_WHAT TO PRODUCE_: Return the listing below word for word.

_EXERCISE MATERIAL_:
────────────────────────────────────────

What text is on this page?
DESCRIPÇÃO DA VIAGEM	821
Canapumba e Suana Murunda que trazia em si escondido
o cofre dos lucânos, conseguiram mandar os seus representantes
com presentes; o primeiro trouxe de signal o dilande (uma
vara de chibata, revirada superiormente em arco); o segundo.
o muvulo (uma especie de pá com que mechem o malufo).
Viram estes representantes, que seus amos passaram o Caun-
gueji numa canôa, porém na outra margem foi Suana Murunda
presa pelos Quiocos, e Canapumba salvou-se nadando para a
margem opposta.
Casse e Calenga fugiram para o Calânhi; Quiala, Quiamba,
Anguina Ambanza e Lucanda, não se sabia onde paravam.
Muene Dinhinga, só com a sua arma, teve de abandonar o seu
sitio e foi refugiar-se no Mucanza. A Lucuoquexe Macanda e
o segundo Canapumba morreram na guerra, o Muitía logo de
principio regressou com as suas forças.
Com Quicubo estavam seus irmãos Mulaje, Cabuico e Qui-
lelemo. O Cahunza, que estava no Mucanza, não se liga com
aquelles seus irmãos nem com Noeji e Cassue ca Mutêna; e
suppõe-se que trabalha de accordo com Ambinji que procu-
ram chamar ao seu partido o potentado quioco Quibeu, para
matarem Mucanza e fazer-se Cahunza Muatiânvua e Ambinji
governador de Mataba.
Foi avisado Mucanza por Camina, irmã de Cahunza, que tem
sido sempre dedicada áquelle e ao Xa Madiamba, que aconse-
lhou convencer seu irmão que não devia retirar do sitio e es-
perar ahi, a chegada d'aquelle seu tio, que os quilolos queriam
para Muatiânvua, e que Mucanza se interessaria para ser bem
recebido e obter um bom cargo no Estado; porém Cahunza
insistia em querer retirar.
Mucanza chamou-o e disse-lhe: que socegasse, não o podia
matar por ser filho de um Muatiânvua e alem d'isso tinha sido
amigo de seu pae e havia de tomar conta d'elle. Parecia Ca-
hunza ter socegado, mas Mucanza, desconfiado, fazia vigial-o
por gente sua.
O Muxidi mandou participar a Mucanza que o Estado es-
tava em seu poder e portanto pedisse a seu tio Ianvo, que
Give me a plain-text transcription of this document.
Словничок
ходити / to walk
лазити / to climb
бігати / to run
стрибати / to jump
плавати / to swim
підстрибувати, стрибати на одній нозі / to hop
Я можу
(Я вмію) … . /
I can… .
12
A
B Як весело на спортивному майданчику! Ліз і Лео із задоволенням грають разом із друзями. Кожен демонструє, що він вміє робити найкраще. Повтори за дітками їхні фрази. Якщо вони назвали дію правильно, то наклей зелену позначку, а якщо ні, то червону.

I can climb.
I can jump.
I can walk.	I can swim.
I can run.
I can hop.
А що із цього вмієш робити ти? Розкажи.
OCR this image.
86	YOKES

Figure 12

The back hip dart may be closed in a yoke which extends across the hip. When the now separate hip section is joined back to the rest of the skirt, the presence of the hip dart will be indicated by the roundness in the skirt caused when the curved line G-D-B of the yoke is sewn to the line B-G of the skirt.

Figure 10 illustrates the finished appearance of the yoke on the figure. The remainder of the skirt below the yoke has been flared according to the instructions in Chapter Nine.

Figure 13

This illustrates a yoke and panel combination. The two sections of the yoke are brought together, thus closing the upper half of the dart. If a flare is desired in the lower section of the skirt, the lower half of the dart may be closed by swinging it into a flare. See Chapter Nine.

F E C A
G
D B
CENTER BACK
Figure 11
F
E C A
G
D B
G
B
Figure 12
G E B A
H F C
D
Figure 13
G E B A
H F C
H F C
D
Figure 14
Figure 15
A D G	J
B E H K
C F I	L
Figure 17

────────────────────────────────────────

_COMPLETE OUTPUT_:
What text is on this page?
DESCRIPÇÃO DA VIAGEM	821
Canapumba e Suana Murunda que trazia em si escondido
o cofre dos lucânos, conseguiram mandar os seus representantes
com presentes; o primeiro trouxe de signal o dilande (uma
vara de chibata, revirada superiormente em arco); o segundo.
o muvulo (uma especie de pá com que mechem o malufo).
Viram estes representantes, que seus amos passaram o Caun-
gueji numa canôa, porém na outra margem foi Suana Murunda
presa pelos Quiocos, e Canapumba salvou-se nadando para a
margem opposta.
Casse e Calenga fugiram para o Calânhi; Quiala, Quiamba,
Anguina Ambanza e Lucanda, não se sabia onde paravam.
Muene Dinhinga, só com a sua arma, teve de abandonar o seu
sitio e foi refugiar-se no Mucanza. A Lucuoquexe Macanda e
o segundo Canapumba morreram na guerra, o Muitía logo de
principio regressou com as suas forças.
Com Quicubo estavam seus irmãos Mulaje, Cabuico e Qui-
lelemo. O Cahunza, que estava no Mucanza, não se liga com
aquelles seus irmãos nem com Noeji e Cassue ca Mutêna; e
suppõe-se que trabalha de accordo com Ambinji que procu-
ram chamar ao seu partido o potentado quioco Quibeu, para
matarem Mucanza e fazer-se Cahunza Muatiânvua e Ambinji
governador de Mataba.
Foi avisado Mucanza por Camina, irmã de Cahunza, que tem
sido sempre dedicada áquelle e ao Xa Madiamba, que aconse-
lhou convencer seu irmão que não devia retirar do sitio e es-
perar ahi, a chegada d'aquelle seu tio, que os quilolos queriam
para Muatiânvua, e que Mucanza se interessaria para ser bem
recebido e obter um bom cargo no Estado; porém Cahunza
insistia em querer retirar.
Mucanza chamou-o e disse-lhe: que socegasse, não o podia
matar por ser filho de um Muatiânvua e alem d'isso tinha sido
amigo de seu pae e havia de tomar conta d'elle. Parecia Ca-
hunza ter socegado, mas Mucanza, desconfiado, fazia vigial-o
por gente sua.
O Muxidi mandou participar a Mucanza que o Estado es-
tava em seu poder e portanto pedisse a seu tio Ianvo, que
Give me a plain-text transcription of this document.
Словничок
ходити / to walk
лазити / to climb
бігати / to run
стрибати / to jump
плавати / to swim
підстрибувати, стрибати на одній нозі / to hop
Я можу
(Я вмію) … . /
I can… .
12
A
B Як весело на спортивному майданчику! Ліз і Лео із задоволенням грають разом із друзями. Кожен демонструє, що він вміє робити найкраще. Повтори за дітками їхні фрази. Якщо вони назвали дію правильно, то наклей зелену позначку, а якщо ні, то червону.

I can climb.
I can jump.
I can walk.	I can swim.
I can run.
I can hop.
А що із цього вмієш робити ти? Розкажи.
OCR this image.
86	YOKES

Figure 12

The back hip dart may be closed in a yoke which extends across the hip. When the now separate hip section is joined back to the rest of the skirt, the presence of the hip dart will be indicated by the roundness in the skirt caused when the curved line G-D-B of the yoke is sewn to the line B-G of the skirt.

Figure 10 illustrates the finished appearance of the yoke on the figure. The remainder of the skirt below the yoke has been flared according to the instructions in Chapter Nine.

Figure 13

This illustrates a yoke and panel combination. The two sections of the yoke are brought together, thus closing the upper half of the dart. If a flare is desired in the lower section of the skirt, the lower half of the dart may be closed by swinging it into a flare. See Chapter Nine.

F E C A
G
D B
CENTER BACK
Figure 11
F
E C A
G
D B
G
B
Figure 12
G E B A
H F C
D
Figure 13
G E B A
H F C
H F C
D
Figure 14
Figure 15
A D G	J
B E H K
C F I	L
Figure 17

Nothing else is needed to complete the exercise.